**Task goal**
Each entry below is to be duplicated verbatim.

**Dataset rows**
▬▬▬▬▬▬▬▬▬▬
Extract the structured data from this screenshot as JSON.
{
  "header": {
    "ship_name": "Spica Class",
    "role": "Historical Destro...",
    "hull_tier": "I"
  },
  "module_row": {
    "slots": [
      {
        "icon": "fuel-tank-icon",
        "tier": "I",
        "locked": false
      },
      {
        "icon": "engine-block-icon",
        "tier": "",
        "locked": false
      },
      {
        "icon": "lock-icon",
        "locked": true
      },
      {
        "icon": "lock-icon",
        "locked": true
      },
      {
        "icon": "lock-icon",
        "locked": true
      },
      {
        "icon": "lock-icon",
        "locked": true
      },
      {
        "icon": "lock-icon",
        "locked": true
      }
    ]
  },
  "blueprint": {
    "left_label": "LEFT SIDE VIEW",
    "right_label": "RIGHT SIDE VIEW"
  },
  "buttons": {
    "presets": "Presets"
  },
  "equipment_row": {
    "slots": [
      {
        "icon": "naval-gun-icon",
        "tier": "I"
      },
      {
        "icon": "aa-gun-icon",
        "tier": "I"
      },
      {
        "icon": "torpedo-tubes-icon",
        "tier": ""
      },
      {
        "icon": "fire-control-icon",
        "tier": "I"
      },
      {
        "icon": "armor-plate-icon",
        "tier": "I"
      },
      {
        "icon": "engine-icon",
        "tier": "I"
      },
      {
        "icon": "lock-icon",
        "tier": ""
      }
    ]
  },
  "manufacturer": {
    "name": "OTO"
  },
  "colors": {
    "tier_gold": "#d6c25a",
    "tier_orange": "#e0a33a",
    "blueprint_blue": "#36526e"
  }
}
▬▬▬▬▬▬▬▬▬▬
**Exercise solution**
Extract the structured data from this screenshot as JSON.
{
  "header": {
    "ship_name": "Spica Class",
    "role": "Historical Destro...",
    "hull_tier": "I"
  },
  "module_row": {
    "slots": [
      {
        "icon": "fuel-tank-icon",
        "tier": "I",
        "locked": false
      },
      {
        "icon": "engine-block-icon",
        "tier": "",
        "locked": false
      },
      {
        "icon": "lock-icon",
        "locked": true
      },
      {
        "icon": "lock-icon",
        "locked": true
      },
      {
        "icon": "lock-icon",
        "locked": true
      },
      {
        "icon": "lock-icon",
        "locked": true
      },
      {
        "icon": "lock-icon",
        "locked": true
      }
    ]
  },
  "blueprint": {
    "left_label": "LEFT SIDE VIEW",
    "right_label": "RIGHT SIDE VIEW"
  },
  "buttons": {
    "presets": "Presets"
  },
  "equipment_row": {
    "slots": [
      {
        "icon": "naval-gun-icon",
        "tier": "I"
      },
      {
        "icon": "aa-gun-icon",
        "tier": "I"
      },
      {
        "icon": "torpedo-tubes-icon",
        "tier": ""
      },
      {
        "icon": "fire-control-icon",
        "tier": "I"
      },
      {
        "icon": "armor-plate-icon",
        "tier": "I"
      },
      {
        "icon": "engine-icon",
        "tier": "I"
      },
      {
        "icon": "lock-icon",
        "tier": ""
      }
    ]
  },
  "manufacturer": {
    "name": "OTO"
  },
  "colors": {
    "tier_gold": "#d6c25a",
    "tier_orange": "#e0a33a",
    "blueprint_blue": "#36526e"
  }
}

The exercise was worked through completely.